EXTRACTED MATERIAL =
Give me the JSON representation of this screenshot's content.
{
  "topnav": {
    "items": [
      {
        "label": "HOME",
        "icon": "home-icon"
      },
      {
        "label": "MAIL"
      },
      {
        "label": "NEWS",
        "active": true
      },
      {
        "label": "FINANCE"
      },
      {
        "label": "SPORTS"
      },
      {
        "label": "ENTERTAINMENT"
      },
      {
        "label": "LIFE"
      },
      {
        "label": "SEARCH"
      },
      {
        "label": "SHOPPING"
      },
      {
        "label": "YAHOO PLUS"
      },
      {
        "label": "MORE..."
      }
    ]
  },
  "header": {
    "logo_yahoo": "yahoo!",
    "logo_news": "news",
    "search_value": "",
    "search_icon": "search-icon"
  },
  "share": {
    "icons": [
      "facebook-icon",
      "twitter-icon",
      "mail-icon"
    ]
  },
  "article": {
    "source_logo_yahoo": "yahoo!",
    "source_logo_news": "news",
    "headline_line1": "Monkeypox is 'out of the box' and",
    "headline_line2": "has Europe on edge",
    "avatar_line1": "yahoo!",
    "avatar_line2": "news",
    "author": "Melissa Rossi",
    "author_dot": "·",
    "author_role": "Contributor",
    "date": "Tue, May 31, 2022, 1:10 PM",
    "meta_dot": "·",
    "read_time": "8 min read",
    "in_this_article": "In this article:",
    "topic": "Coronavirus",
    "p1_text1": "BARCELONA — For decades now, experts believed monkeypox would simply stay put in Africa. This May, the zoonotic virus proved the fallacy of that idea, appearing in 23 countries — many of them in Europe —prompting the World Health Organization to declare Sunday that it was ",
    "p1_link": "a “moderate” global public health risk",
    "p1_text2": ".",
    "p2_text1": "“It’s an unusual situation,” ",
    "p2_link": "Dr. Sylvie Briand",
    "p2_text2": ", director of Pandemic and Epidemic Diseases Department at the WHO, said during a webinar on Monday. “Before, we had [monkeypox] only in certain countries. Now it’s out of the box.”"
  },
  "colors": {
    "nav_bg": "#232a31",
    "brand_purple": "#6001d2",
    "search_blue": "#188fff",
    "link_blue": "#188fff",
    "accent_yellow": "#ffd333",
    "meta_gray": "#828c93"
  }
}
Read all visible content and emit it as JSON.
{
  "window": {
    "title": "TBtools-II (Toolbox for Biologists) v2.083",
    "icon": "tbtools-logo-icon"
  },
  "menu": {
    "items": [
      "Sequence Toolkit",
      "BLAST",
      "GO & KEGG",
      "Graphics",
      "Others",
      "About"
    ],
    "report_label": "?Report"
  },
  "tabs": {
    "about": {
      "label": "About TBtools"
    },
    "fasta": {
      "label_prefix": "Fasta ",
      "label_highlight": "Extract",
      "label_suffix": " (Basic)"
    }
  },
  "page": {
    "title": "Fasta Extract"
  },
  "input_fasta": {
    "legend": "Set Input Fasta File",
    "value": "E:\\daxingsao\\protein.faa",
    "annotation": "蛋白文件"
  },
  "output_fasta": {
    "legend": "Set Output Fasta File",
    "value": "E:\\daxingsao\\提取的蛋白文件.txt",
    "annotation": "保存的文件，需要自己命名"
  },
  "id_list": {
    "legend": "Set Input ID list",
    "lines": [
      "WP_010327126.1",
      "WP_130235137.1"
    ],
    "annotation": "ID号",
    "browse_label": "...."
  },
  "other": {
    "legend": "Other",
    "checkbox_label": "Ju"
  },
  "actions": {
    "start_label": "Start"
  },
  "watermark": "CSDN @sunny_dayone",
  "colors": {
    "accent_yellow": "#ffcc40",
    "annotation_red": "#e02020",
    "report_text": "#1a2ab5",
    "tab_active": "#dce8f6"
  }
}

BRIEF =
Work out how many lines in the records above contain the word "daxingsao", and give only that number.

EXERCISE OUTPUT =
2